*Your instructions*.
Every entry below should be repeated exactly; the pictures should not.

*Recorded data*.

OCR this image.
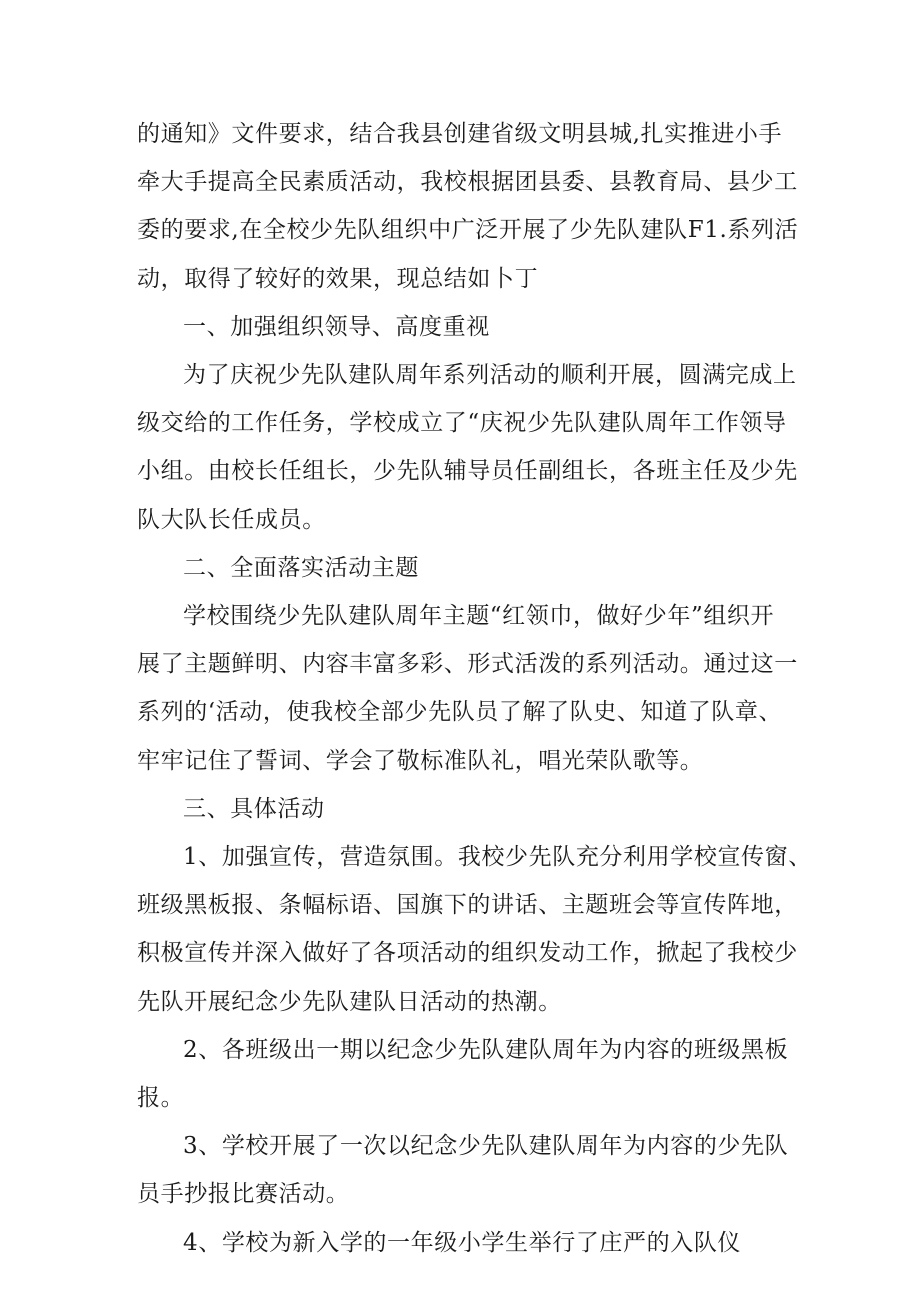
的通知》文件要求，结合我县创建省级文明县城,扎实推进小手
牵大手提高全民素质活动，我校根据团县委、县教育局、县少工
委的要求,在全校少先队组织中广泛开展了少先队建队F1.系列活
动，取得了较好的效果，现总结如卜丁
一、加强组织领导、高度重视
为了庆祝少先队建队周年系列活动的顺利开展，圆满完成上
级交给的工作任务，学校成立了“庆祝少先队建队周年工作领导
小组。由校长任组长，少先队辅导员任副组长，各班主任及少先
队大队长任成员。
二、全面落实活动主题
学校围绕少先队建队周年主题“红领巾，做好少年”组织开
展了主题鲜明、内容丰富多彩、形式活泼的系列活动。通过这一
系列的‘活动，使我校全部少先队员了解了队史、知道了队章、
牢牢记住了誓词、学会了敬标准队礼，唱光荣队歌等。
三、具体活动
1、加强宣传，营造氛围。我校少先队充分利用学校宣传窗、
班级黑板报、条幅标语、国旗下的讲话、主题班会等宣传阵地，
积极宣传并深入做好了各项活动的组织发动工作，掀起了我校少
先队开展纪念少先队建队日活动的热潮。
2、各班级出一期以纪念少先队建队周年为内容的班级黑板
报。
3、学校开展了一次以纪念少先队建队周年为内容的少先队
员手抄报比赛活动。
4、学校为新入学的一年级小学生举行了庄严的入队仪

*Reply to the exercise*.
OCR this image.
的通知》文件要求，结合我县创建省级文明县城,扎实推进小手
牵大手提高全民素质活动，我校根据团县委、县教育局、县少工
委的要求,在全校少先队组织中广泛开展了少先队建队F1.系列活
动，取得了较好的效果，现总结如卜丁
一、加强组织领导、高度重视
为了庆祝少先队建队周年系列活动的顺利开展，圆满完成上
级交给的工作任务，学校成立了“庆祝少先队建队周年工作领导
小组。由校长任组长，少先队辅导员任副组长，各班主任及少先
队大队长任成员。
二、全面落实活动主题
学校围绕少先队建队周年主题“红领巾，做好少年”组织开
展了主题鲜明、内容丰富多彩、形式活泼的系列活动。通过这一
系列的‘活动，使我校全部少先队员了解了队史、知道了队章、
牢牢记住了誓词、学会了敬标准队礼，唱光荣队歌等。
三、具体活动
1、加强宣传，营造氛围。我校少先队充分利用学校宣传窗、
班级黑板报、条幅标语、国旗下的讲话、主题班会等宣传阵地，
积极宣传并深入做好了各项活动的组织发动工作，掀起了我校少
先队开展纪念少先队建队日活动的热潮。
2、各班级出一期以纪念少先队建队周年为内容的班级黑板
报。
3、学校开展了一次以纪念少先队建队周年为内容的少先队
员手抄报比赛活动。
4、学校为新入学的一年级小学生举行了庄严的入队仪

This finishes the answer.